# [Problem to solve]
Pictures do not belong in the copy, so please give every entry below again exactly.

>> BEGIN Recorded data

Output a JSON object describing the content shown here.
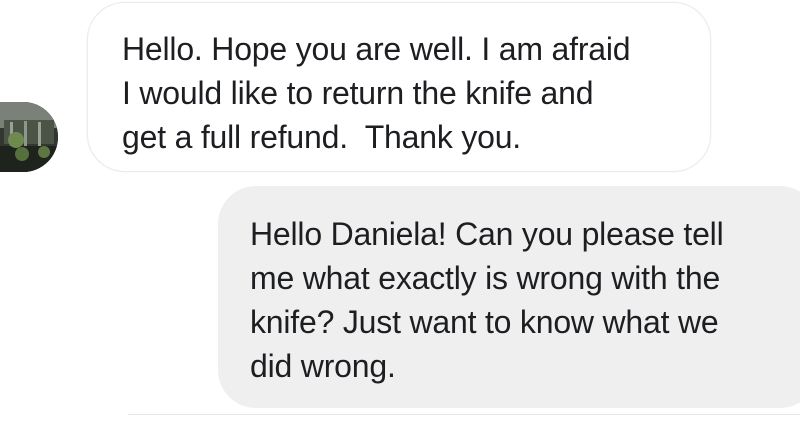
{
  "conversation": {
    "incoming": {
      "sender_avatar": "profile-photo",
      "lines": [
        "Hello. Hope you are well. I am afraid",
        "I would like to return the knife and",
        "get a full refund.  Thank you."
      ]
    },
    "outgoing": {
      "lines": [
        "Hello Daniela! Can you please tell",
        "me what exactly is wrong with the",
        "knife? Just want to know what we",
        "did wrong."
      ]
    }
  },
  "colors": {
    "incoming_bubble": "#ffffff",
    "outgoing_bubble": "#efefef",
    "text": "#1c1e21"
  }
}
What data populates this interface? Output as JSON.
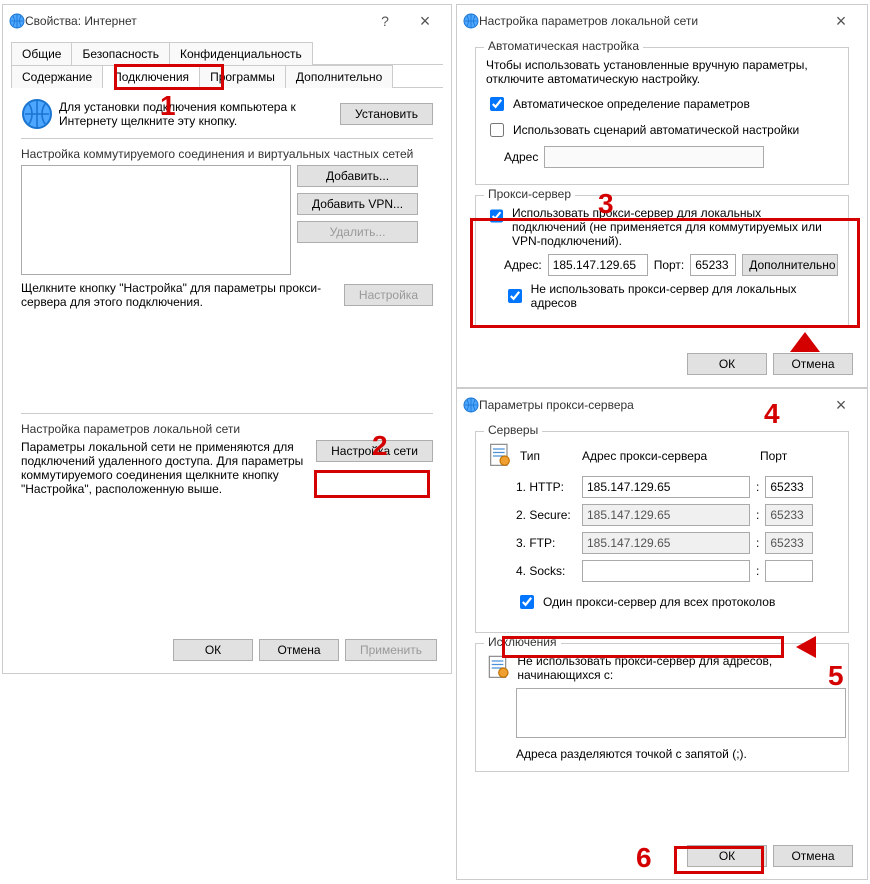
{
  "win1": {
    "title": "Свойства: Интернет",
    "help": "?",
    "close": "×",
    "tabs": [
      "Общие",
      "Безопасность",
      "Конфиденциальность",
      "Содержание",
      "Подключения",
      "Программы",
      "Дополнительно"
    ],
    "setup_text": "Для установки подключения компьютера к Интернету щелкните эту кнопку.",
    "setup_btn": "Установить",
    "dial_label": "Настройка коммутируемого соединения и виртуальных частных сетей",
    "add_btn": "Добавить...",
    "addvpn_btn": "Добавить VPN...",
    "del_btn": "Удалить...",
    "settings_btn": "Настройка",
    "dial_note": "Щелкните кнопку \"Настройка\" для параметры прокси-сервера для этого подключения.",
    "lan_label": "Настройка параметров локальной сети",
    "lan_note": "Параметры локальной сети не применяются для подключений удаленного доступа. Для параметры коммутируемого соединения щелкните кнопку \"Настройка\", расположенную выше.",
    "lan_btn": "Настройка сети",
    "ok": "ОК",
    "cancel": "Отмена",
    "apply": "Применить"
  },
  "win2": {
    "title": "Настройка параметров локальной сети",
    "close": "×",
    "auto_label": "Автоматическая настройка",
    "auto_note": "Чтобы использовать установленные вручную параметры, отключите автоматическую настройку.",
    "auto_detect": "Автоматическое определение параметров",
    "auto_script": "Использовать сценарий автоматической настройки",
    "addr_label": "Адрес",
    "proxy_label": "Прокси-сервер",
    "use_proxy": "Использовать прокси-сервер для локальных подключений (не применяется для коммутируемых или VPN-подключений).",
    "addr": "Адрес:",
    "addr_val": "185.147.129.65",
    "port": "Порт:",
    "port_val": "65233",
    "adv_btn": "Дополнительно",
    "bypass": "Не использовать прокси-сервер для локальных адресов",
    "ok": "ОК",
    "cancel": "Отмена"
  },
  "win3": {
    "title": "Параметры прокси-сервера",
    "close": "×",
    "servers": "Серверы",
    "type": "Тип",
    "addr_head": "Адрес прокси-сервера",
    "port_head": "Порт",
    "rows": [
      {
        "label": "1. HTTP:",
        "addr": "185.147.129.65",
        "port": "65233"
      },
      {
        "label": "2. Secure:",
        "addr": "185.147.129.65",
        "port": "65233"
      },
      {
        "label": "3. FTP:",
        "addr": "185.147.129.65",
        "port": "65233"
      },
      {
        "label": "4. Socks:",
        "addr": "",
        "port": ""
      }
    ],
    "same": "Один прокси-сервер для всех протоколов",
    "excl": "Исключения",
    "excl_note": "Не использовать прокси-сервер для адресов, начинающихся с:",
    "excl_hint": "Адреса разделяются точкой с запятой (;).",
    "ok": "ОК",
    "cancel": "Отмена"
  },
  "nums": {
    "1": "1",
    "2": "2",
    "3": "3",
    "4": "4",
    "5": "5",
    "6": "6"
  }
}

>> END Recorded data

# [The response]
Output a JSON object describing the content shown here.
{
  "conversation": {
    "incoming": {
      "sender_avatar": "profile-photo",
      "lines": [
        "Hello. Hope you are well. I am afraid",
        "I would like to return the knife and",
        "get a full refund.  Thank you."
      ]
    },
    "outgoing": {
      "lines": [
        "Hello Daniela! Can you please tell",
        "me what exactly is wrong with the",
        "knife? Just want to know what we",
        "did wrong."
      ]
    }
  },
  "colors": {
    "incoming_bubble": "#ffffff",
    "outgoing_bubble": "#efefef",
    "text": "#1c1e21"
  }
}
What data populates this interface? Output as JSON.
{
  "win1": {
    "title": "Свойства: Интернет",
    "help": "?",
    "close": "×",
    "tabs": [
      "Общие",
      "Безопасность",
      "Конфиденциальность",
      "Содержание",
      "Подключения",
      "Программы",
      "Дополнительно"
    ],
    "setup_text": "Для установки подключения компьютера к Интернету щелкните эту кнопку.",
    "setup_btn": "Установить",
    "dial_label": "Настройка коммутируемого соединения и виртуальных частных сетей",
    "add_btn": "Добавить...",
    "addvpn_btn": "Добавить VPN...",
    "del_btn": "Удалить...",
    "settings_btn": "Настройка",
    "dial_note": "Щелкните кнопку \"Настройка\" для параметры прокси-сервера для этого подключения.",
    "lan_label": "Настройка параметров локальной сети",
    "lan_note": "Параметры локальной сети не применяются для подключений удаленного доступа. Для параметры коммутируемого соединения щелкните кнопку \"Настройка\", расположенную выше.",
    "lan_btn": "Настройка сети",
    "ok": "ОК",
    "cancel": "Отмена",
    "apply": "Применить"
  },
  "win2": {
    "title": "Настройка параметров локальной сети",
    "close": "×",
    "auto_label": "Автоматическая настройка",
    "auto_note": "Чтобы использовать установленные вручную параметры, отключите автоматическую настройку.",
    "auto_detect": "Автоматическое определение параметров",
    "auto_script": "Использовать сценарий автоматической настройки",
    "addr_label": "Адрес",
    "proxy_label": "Прокси-сервер",
    "use_proxy": "Использовать прокси-сервер для локальных подключений (не применяется для коммутируемых или VPN-подключений).",
    "addr": "Адрес:",
    "addr_val": "185.147.129.65",
    "port": "Порт:",
    "port_val": "65233",
    "adv_btn": "Дополнительно",
    "bypass": "Не использовать прокси-сервер для локальных адресов",
    "ok": "ОК",
    "cancel": "Отмена"
  },
  "win3": {
    "title": "Параметры прокси-сервера",
    "close": "×",
    "servers": "Серверы",
    "type": "Тип",
    "addr_head": "Адрес прокси-сервера",
    "port_head": "Порт",
    "rows": [
      {
        "label": "1. HTTP:",
        "addr": "185.147.129.65",
        "port": "65233"
      },
      {
        "label": "2. Secure:",
        "addr": "185.147.129.65",
        "port": "65233"
      },
      {
        "label": "3. FTP:",
        "addr": "185.147.129.65",
        "port": "65233"
      },
      {
        "label": "4. Socks:",
        "addr": "",
        "port": ""
      }
    ],
    "same": "Один прокси-сервер для всех протоколов",
    "excl": "Исключения",
    "excl_note": "Не использовать прокси-сервер для адресов, начинающихся с:",
    "excl_hint": "Адреса разделяются точкой с запятой (;).",
    "ok": "ОК",
    "cancel": "Отмена"
  },
  "nums": {
    "1": "1",
    "2": "2",
    "3": "3",
    "4": "4",
    "5": "5",
    "6": "6"
  }
}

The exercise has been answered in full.